»»

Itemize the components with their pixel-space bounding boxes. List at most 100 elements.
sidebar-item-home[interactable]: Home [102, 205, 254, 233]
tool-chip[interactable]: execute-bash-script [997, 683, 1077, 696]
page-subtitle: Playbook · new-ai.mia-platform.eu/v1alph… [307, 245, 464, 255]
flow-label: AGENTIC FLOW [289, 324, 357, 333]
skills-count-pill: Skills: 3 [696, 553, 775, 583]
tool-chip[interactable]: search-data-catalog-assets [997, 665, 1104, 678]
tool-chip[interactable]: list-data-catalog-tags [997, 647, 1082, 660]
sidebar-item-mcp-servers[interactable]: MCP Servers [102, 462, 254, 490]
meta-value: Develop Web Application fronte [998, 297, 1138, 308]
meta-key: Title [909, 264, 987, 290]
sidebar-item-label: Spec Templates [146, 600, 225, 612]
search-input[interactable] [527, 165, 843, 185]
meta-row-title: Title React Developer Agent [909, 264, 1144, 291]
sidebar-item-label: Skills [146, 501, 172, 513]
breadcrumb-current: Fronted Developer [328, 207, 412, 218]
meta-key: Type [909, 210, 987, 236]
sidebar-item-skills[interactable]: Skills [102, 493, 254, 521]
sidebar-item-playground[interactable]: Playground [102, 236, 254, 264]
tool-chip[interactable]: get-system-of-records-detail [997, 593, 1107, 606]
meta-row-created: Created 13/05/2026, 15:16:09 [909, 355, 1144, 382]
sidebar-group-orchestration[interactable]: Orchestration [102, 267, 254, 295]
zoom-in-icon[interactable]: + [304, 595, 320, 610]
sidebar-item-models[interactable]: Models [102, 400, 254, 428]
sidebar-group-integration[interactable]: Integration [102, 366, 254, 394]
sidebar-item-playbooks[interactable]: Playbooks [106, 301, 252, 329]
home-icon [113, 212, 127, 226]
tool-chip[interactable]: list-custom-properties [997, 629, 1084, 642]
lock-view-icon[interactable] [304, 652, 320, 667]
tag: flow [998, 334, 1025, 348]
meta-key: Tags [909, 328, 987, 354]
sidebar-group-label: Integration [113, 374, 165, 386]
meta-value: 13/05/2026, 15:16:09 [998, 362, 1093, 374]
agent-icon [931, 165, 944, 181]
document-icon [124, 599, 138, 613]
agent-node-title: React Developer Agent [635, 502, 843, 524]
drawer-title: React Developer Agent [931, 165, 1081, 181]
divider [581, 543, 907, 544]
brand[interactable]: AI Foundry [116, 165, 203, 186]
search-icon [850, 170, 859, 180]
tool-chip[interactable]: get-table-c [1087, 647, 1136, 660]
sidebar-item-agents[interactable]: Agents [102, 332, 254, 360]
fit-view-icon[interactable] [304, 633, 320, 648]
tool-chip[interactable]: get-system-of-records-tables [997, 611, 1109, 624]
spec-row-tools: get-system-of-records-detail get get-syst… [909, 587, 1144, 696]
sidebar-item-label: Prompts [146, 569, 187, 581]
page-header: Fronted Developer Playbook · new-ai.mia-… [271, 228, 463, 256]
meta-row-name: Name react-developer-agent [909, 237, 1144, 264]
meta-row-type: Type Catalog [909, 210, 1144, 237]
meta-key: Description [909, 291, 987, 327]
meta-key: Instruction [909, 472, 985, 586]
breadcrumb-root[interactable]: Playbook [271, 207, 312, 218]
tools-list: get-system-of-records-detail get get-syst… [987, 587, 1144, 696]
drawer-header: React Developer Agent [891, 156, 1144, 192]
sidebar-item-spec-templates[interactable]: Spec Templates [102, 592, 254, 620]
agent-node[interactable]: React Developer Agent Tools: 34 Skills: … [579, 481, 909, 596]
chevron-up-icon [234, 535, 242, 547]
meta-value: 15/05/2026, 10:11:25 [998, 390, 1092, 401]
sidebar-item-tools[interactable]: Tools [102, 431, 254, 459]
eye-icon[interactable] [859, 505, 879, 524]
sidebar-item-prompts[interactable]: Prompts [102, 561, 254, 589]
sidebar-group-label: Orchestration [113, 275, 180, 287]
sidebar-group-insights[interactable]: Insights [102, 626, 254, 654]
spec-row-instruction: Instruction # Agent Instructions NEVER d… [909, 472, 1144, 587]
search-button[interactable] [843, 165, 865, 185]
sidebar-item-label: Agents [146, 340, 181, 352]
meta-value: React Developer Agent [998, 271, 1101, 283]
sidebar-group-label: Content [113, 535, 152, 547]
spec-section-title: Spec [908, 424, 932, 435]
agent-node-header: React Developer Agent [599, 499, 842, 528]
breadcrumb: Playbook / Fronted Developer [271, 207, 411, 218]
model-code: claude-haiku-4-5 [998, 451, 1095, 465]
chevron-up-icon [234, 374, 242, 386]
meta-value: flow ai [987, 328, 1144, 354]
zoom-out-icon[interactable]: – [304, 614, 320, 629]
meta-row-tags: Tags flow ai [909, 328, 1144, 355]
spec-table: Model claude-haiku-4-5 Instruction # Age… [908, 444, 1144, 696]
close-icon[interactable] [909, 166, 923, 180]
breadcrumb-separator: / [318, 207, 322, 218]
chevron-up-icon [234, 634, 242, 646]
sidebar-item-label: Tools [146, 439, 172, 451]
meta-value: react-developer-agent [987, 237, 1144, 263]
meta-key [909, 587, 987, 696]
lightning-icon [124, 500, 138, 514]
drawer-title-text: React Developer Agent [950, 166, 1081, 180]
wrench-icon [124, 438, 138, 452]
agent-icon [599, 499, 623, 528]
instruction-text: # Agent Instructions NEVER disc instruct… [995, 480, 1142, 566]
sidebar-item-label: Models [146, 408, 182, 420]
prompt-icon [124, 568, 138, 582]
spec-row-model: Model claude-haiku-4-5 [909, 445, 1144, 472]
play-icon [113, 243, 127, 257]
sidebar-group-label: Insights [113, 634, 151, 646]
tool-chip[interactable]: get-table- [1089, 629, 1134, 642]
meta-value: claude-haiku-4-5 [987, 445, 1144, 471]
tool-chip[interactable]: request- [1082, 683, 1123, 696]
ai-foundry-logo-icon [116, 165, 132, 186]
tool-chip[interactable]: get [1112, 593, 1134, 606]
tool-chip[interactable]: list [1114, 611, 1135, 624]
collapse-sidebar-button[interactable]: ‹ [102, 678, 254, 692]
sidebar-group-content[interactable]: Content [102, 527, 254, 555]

««

• What the task asks: Quote every one of the records above word for word.

• Reply:
Itemize the components with their pixel-space bounding boxes. List at most 100 elements.
sidebar-item-home[interactable]: Home [102, 205, 254, 233]
tool-chip[interactable]: execute-bash-script [997, 683, 1077, 696]
page-subtitle: Playbook · new-ai.mia-platform.eu/v1alph… [307, 245, 464, 255]
flow-label: AGENTIC FLOW [289, 324, 357, 333]
skills-count-pill: Skills: 3 [696, 553, 775, 583]
tool-chip[interactable]: search-data-catalog-assets [997, 665, 1104, 678]
tool-chip[interactable]: list-data-catalog-tags [997, 647, 1082, 660]
sidebar-item-mcp-servers[interactable]: MCP Servers [102, 462, 254, 490]
meta-value: Develop Web Application fronte [998, 297, 1138, 308]
meta-key: Title [909, 264, 987, 290]
sidebar-item-label: Spec Templates [146, 600, 225, 612]
search-input[interactable] [527, 165, 843, 185]
meta-row-title: Title React Developer Agent [909, 264, 1144, 291]
sidebar-item-label: Skills [146, 501, 172, 513]
breadcrumb-current: Fronted Developer [328, 207, 412, 218]
meta-key: Type [909, 210, 987, 236]
sidebar-item-skills[interactable]: Skills [102, 493, 254, 521]
sidebar-item-playground[interactable]: Playground [102, 236, 254, 264]
tool-chip[interactable]: get-system-of-records-detail [997, 593, 1107, 606]
meta-row-created: Created 13/05/2026, 15:16:09 [909, 355, 1144, 382]
sidebar-group-orchestration[interactable]: Orchestration [102, 267, 254, 295]
zoom-in-icon[interactable]: + [304, 595, 320, 610]
sidebar-item-models[interactable]: Models [102, 400, 254, 428]
sidebar-group-integration[interactable]: Integration [102, 366, 254, 394]
sidebar-item-playbooks[interactable]: Playbooks [106, 301, 252, 329]
home-icon [113, 212, 127, 226]
tool-chip[interactable]: list-custom-properties [997, 629, 1084, 642]
lock-view-icon[interactable] [304, 652, 320, 667]
tag: flow [998, 334, 1025, 348]
meta-key: Tags [909, 328, 987, 354]
sidebar-group-label: Integration [113, 374, 165, 386]
meta-value: 13/05/2026, 15:16:09 [998, 362, 1093, 374]
agent-icon [931, 165, 944, 181]
document-icon [124, 599, 138, 613]
agent-node-title: React Developer Agent [635, 502, 843, 524]
drawer-title: React Developer Agent [931, 165, 1081, 181]
divider [581, 543, 907, 544]
brand[interactable]: AI Foundry [116, 165, 203, 186]
search-icon [850, 170, 859, 180]
tool-chip[interactable]: get-table-c [1087, 647, 1136, 660]
sidebar-item-agents[interactable]: Agents [102, 332, 254, 360]
fit-view-icon[interactable] [304, 633, 320, 648]
tool-chip[interactable]: get-system-of-records-tables [997, 611, 1109, 624]
spec-row-tools: get-system-of-records-detail get get-syst… [909, 587, 1144, 696]
sidebar-item-label: Prompts [146, 569, 187, 581]
page-header: Fronted Developer Playbook · new-ai.mia-… [271, 228, 463, 256]
meta-row-name: Name react-developer-agent [909, 237, 1144, 264]
meta-row-type: Type Catalog [909, 210, 1144, 237]
meta-key: Description [909, 291, 987, 327]
meta-key: Instruction [909, 472, 985, 586]
breadcrumb-root[interactable]: Playbook [271, 207, 312, 218]
tools-list: get-system-of-records-detail get get-syst… [987, 587, 1144, 696]
drawer-header: React Developer Agent [891, 156, 1144, 192]
sidebar-item-spec-templates[interactable]: Spec Templates [102, 592, 254, 620]
agent-node[interactable]: React Developer Agent Tools: 34 Skills: … [579, 481, 909, 596]
chevron-up-icon [234, 535, 242, 547]
meta-value: 15/05/2026, 10:11:25 [998, 390, 1092, 401]
sidebar-item-tools[interactable]: Tools [102, 431, 254, 459]
eye-icon[interactable] [859, 505, 879, 524]
sidebar-item-prompts[interactable]: Prompts [102, 561, 254, 589]
sidebar-group-label: Orchestration [113, 275, 180, 287]
sidebar-group-insights[interactable]: Insights [102, 626, 254, 654]
spec-row-instruction: Instruction # Agent Instructions NEVER d… [909, 472, 1144, 587]
search-button[interactable] [843, 165, 865, 185]
sidebar-item-label: Agents [146, 340, 181, 352]
meta-value: React Developer Agent [998, 271, 1101, 283]
sidebar-group-label: Content [113, 535, 152, 547]
spec-section-title: Spec [908, 424, 932, 435]
agent-node-header: React Developer Agent [599, 499, 842, 528]
breadcrumb: Playbook / Fronted Developer [271, 207, 411, 218]
model-code: claude-haiku-4-5 [998, 451, 1095, 465]
chevron-up-icon [234, 374, 242, 386]
meta-value: flow ai [987, 328, 1144, 354]
zoom-out-icon[interactable]: – [304, 614, 320, 629]
meta-row-tags: Tags flow ai [909, 328, 1144, 355]
spec-table: Model claude-haiku-4-5 Instruction # Age… [908, 444, 1144, 696]
close-icon[interactable] [909, 166, 923, 180]
breadcrumb-separator: / [318, 207, 322, 218]
chevron-up-icon [234, 634, 242, 646]
sidebar-item-label: Tools [146, 439, 172, 451]
meta-value: react-developer-agent [987, 237, 1144, 263]
meta-key [909, 587, 987, 696]
lightning-icon [124, 500, 138, 514]
drawer-title-text: React Developer Agent [950, 166, 1081, 180]
wrench-icon [124, 438, 138, 452]
agent-icon [599, 499, 623, 528]
instruction-text: # Agent Instructions NEVER disc instruct… [995, 480, 1142, 566]
sidebar-item-label: Models [146, 408, 182, 420]
prompt-icon [124, 568, 138, 582]
spec-row-model: Model claude-haiku-4-5 [909, 445, 1144, 472]
play-icon [113, 243, 127, 257]
sidebar-group-label: Insights [113, 634, 151, 646]
tool-chip[interactable]: get-table- [1089, 629, 1134, 642]
meta-value: claude-haiku-4-5 [987, 445, 1144, 471]
tool-chip[interactable]: request- [1082, 683, 1123, 696]
ai-foundry-logo-icon [116, 165, 132, 186]
tool-chip[interactable]: get [1112, 593, 1134, 606]
tool-chip[interactable]: list [1114, 611, 1135, 624]
collapse-sidebar-button[interactable]: ‹ [102, 678, 254, 692]
sidebar-group-content[interactable]: Content [102, 527, 254, 555]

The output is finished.